Problem details — Extract each line of the material that follows exactly and omit its pictures.

++++++++

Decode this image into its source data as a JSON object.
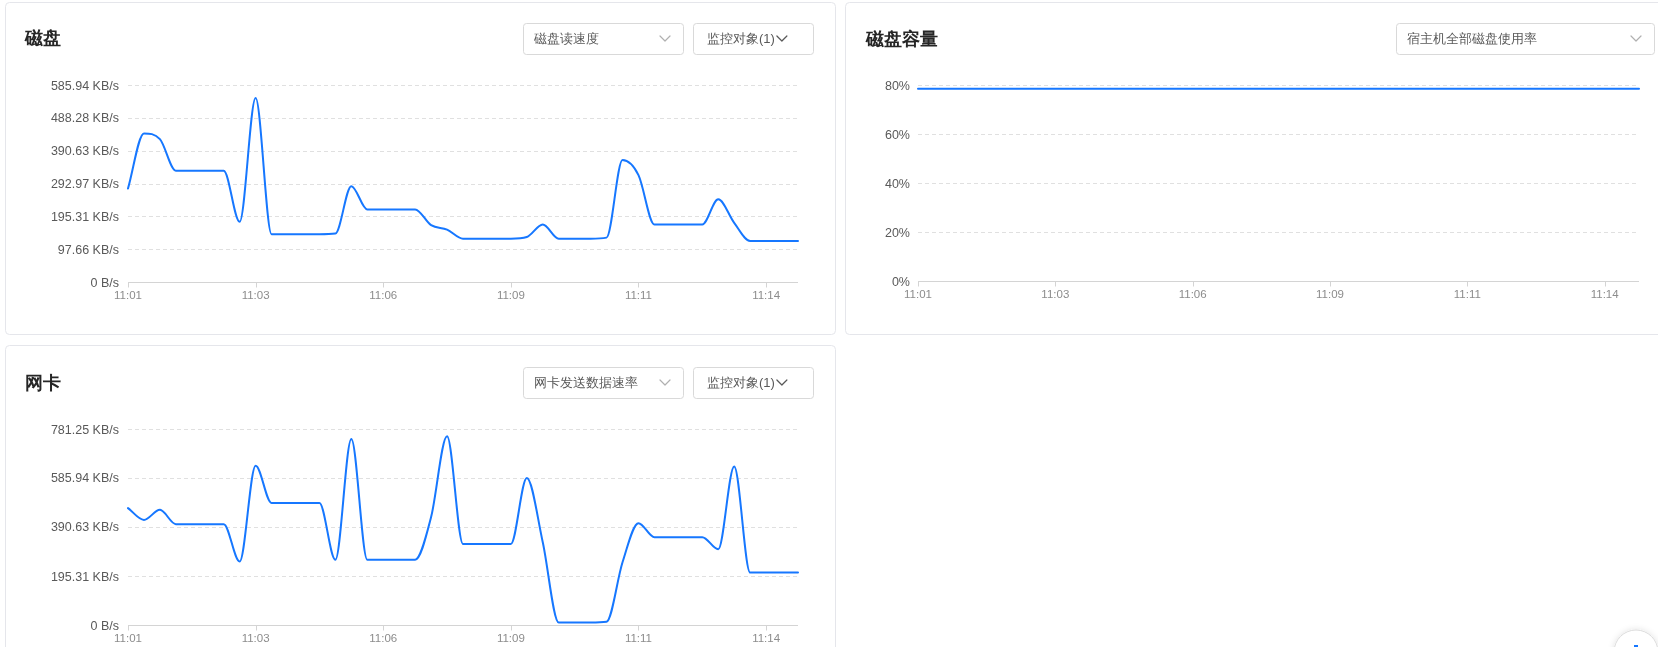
{
  "chart_data": [
    {
      "type": "line",
      "title": "磁盘",
      "annotations": [
        "磁盘读速度",
        "监控对象(1)"
      ],
      "categories": [
        "11:01",
        null,
        null,
        null,
        null,
        null,
        null,
        null,
        "11:03",
        null,
        null,
        null,
        null,
        null,
        null,
        null,
        "11:06",
        null,
        null,
        null,
        null,
        null,
        null,
        null,
        "11:09",
        null,
        null,
        null,
        null,
        null,
        null,
        null,
        "11:11",
        null,
        null,
        null,
        null,
        null,
        null,
        null,
        "11:14",
        null,
        null
      ],
      "series": [
        {
          "color": "#1677ff",
          "values": [
            278,
            442,
            425,
            331,
            331,
            331,
            331,
            179,
            547,
            142,
            142,
            142,
            142,
            144,
            285,
            216,
            216,
            216,
            216,
            169,
            156,
            129,
            129,
            129,
            129,
            134,
            171,
            129,
            129,
            129,
            132,
            363,
            318,
            171,
            171,
            171,
            171,
            246,
            176,
            122,
            122,
            122,
            122
          ]
        }
      ],
      "ylim": [
        0,
        585.94
      ],
      "yticks": [
        {
          "value": 0,
          "label": "0 B/s"
        },
        {
          "value": 97.66,
          "label": "97.66 KB/s"
        },
        {
          "value": 195.31,
          "label": "195.31 KB/s"
        },
        {
          "value": 292.97,
          "label": "292.97 KB/s"
        },
        {
          "value": 390.63,
          "label": "390.63 KB/s"
        },
        {
          "value": 488.28,
          "label": "488.28 KB/s"
        },
        {
          "value": 585.94,
          "label": "585.94 KB/s"
        }
      ],
      "grid": "y"
    },
    {
      "type": "line",
      "title": "磁盘容量",
      "annotations": [
        "宿主机全部磁盘使用率"
      ],
      "categories": [
        "11:01",
        null,
        null,
        null,
        null,
        null,
        null,
        null,
        "11:03",
        null,
        null,
        null,
        null,
        null,
        null,
        null,
        "11:06",
        null,
        null,
        null,
        null,
        null,
        null,
        null,
        "11:09",
        null,
        null,
        null,
        null,
        null,
        null,
        null,
        "11:11",
        null,
        null,
        null,
        null,
        null,
        null,
        null,
        "11:14",
        null,
        null
      ],
      "series": [
        {
          "color": "#1677ff",
          "values": [
            78.5,
            78.5,
            78.5,
            78.5,
            78.5,
            78.5,
            78.5,
            78.5,
            78.5,
            78.5,
            78.5,
            78.5,
            78.5,
            78.5,
            78.5,
            78.5,
            78.5,
            78.5,
            78.5,
            78.5,
            78.5,
            78.5,
            78.5,
            78.5,
            78.5,
            78.5,
            78.5,
            78.5,
            78.5,
            78.5,
            78.5,
            78.5,
            78.5,
            78.5,
            78.5,
            78.5,
            78.5,
            78.5,
            78.5,
            78.5,
            78.5,
            78.5,
            78.5
          ]
        }
      ],
      "ylim": [
        0,
        80
      ],
      "yticks": [
        {
          "value": 0,
          "label": "0%"
        },
        {
          "value": 20,
          "label": "20%"
        },
        {
          "value": 40,
          "label": "40%"
        },
        {
          "value": 60,
          "label": "60%"
        },
        {
          "value": 80,
          "label": "80%"
        }
      ],
      "grid": "y"
    },
    {
      "type": "line",
      "title": "网卡",
      "annotations": [
        "网卡发送数据速率",
        "监控对象(1)"
      ],
      "categories": [
        "11:01",
        null,
        null,
        null,
        null,
        null,
        null,
        null,
        "11:03",
        null,
        null,
        null,
        null,
        null,
        null,
        null,
        "11:06",
        null,
        null,
        null,
        null,
        null,
        null,
        null,
        "11:09",
        null,
        null,
        null,
        null,
        null,
        null,
        null,
        "11:11",
        null,
        null,
        null,
        null,
        null,
        null,
        null,
        "11:14",
        null,
        null
      ],
      "series": [
        {
          "color": "#1677ff",
          "values": [
            466,
            419,
            459,
            402,
            402,
            402,
            402,
            253,
            635,
            486,
            486,
            486,
            486,
            260,
            741,
            260,
            260,
            260,
            260,
            430,
            752,
            323,
            323,
            323,
            323,
            586,
            330,
            10,
            10,
            10,
            13,
            250,
            406,
            350,
            350,
            350,
            350,
            302,
            632,
            209,
            209,
            209,
            209
          ]
        }
      ],
      "ylim": [
        0,
        781.25
      ],
      "yticks": [
        {
          "value": 0,
          "label": "0 B/s"
        },
        {
          "value": 195.31,
          "label": "195.31 KB/s"
        },
        {
          "value": 390.63,
          "label": "390.63 KB/s"
        },
        {
          "value": 585.94,
          "label": "585.94 KB/s"
        },
        {
          "value": 781.25,
          "label": "781.25 KB/s"
        }
      ],
      "grid": "y"
    }
  ]
}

++++++++

Full output —
Decode this image into its source data as a JSON object.
{
  "chart_data": [
    {
      "type": "line",
      "title": "磁盘",
      "annotations": [
        "磁盘读速度",
        "监控对象(1)"
      ],
      "categories": [
        "11:01",
        null,
        null,
        null,
        null,
        null,
        null,
        null,
        "11:03",
        null,
        null,
        null,
        null,
        null,
        null,
        null,
        "11:06",
        null,
        null,
        null,
        null,
        null,
        null,
        null,
        "11:09",
        null,
        null,
        null,
        null,
        null,
        null,
        null,
        "11:11",
        null,
        null,
        null,
        null,
        null,
        null,
        null,
        "11:14",
        null,
        null
      ],
      "series": [
        {
          "color": "#1677ff",
          "values": [
            278,
            442,
            425,
            331,
            331,
            331,
            331,
            179,
            547,
            142,
            142,
            142,
            142,
            144,
            285,
            216,
            216,
            216,
            216,
            169,
            156,
            129,
            129,
            129,
            129,
            134,
            171,
            129,
            129,
            129,
            132,
            363,
            318,
            171,
            171,
            171,
            171,
            246,
            176,
            122,
            122,
            122,
            122
          ]
        }
      ],
      "ylim": [
        0,
        585.94
      ],
      "yticks": [
        {
          "value": 0,
          "label": "0 B/s"
        },
        {
          "value": 97.66,
          "label": "97.66 KB/s"
        },
        {
          "value": 195.31,
          "label": "195.31 KB/s"
        },
        {
          "value": 292.97,
          "label": "292.97 KB/s"
        },
        {
          "value": 390.63,
          "label": "390.63 KB/s"
        },
        {
          "value": 488.28,
          "label": "488.28 KB/s"
        },
        {
          "value": 585.94,
          "label": "585.94 KB/s"
        }
      ],
      "grid": "y"
    },
    {
      "type": "line",
      "title": "磁盘容量",
      "annotations": [
        "宿主机全部磁盘使用率"
      ],
      "categories": [
        "11:01",
        null,
        null,
        null,
        null,
        null,
        null,
        null,
        "11:03",
        null,
        null,
        null,
        null,
        null,
        null,
        null,
        "11:06",
        null,
        null,
        null,
        null,
        null,
        null,
        null,
        "11:09",
        null,
        null,
        null,
        null,
        null,
        null,
        null,
        "11:11",
        null,
        null,
        null,
        null,
        null,
        null,
        null,
        "11:14",
        null,
        null
      ],
      "series": [
        {
          "color": "#1677ff",
          "values": [
            78.5,
            78.5,
            78.5,
            78.5,
            78.5,
            78.5,
            78.5,
            78.5,
            78.5,
            78.5,
            78.5,
            78.5,
            78.5,
            78.5,
            78.5,
            78.5,
            78.5,
            78.5,
            78.5,
            78.5,
            78.5,
            78.5,
            78.5,
            78.5,
            78.5,
            78.5,
            78.5,
            78.5,
            78.5,
            78.5,
            78.5,
            78.5,
            78.5,
            78.5,
            78.5,
            78.5,
            78.5,
            78.5,
            78.5,
            78.5,
            78.5,
            78.5,
            78.5
          ]
        }
      ],
      "ylim": [
        0,
        80
      ],
      "yticks": [
        {
          "value": 0,
          "label": "0%"
        },
        {
          "value": 20,
          "label": "20%"
        },
        {
          "value": 40,
          "label": "40%"
        },
        {
          "value": 60,
          "label": "60%"
        },
        {
          "value": 80,
          "label": "80%"
        }
      ],
      "grid": "y"
    },
    {
      "type": "line",
      "title": "网卡",
      "annotations": [
        "网卡发送数据速率",
        "监控对象(1)"
      ],
      "categories": [
        "11:01",
        null,
        null,
        null,
        null,
        null,
        null,
        null,
        "11:03",
        null,
        null,
        null,
        null,
        null,
        null,
        null,
        "11:06",
        null,
        null,
        null,
        null,
        null,
        null,
        null,
        "11:09",
        null,
        null,
        null,
        null,
        null,
        null,
        null,
        "11:11",
        null,
        null,
        null,
        null,
        null,
        null,
        null,
        "11:14",
        null,
        null
      ],
      "series": [
        {
          "color": "#1677ff",
          "values": [
            466,
            419,
            459,
            402,
            402,
            402,
            402,
            253,
            635,
            486,
            486,
            486,
            486,
            260,
            741,
            260,
            260,
            260,
            260,
            430,
            752,
            323,
            323,
            323,
            323,
            586,
            330,
            10,
            10,
            10,
            13,
            250,
            406,
            350,
            350,
            350,
            350,
            302,
            632,
            209,
            209,
            209,
            209
          ]
        }
      ],
      "ylim": [
        0,
        781.25
      ],
      "yticks": [
        {
          "value": 0,
          "label": "0 B/s"
        },
        {
          "value": 195.31,
          "label": "195.31 KB/s"
        },
        {
          "value": 390.63,
          "label": "390.63 KB/s"
        },
        {
          "value": 585.94,
          "label": "585.94 KB/s"
        },
        {
          "value": 781.25,
          "label": "781.25 KB/s"
        }
      ],
      "grid": "y"
    }
  ]
}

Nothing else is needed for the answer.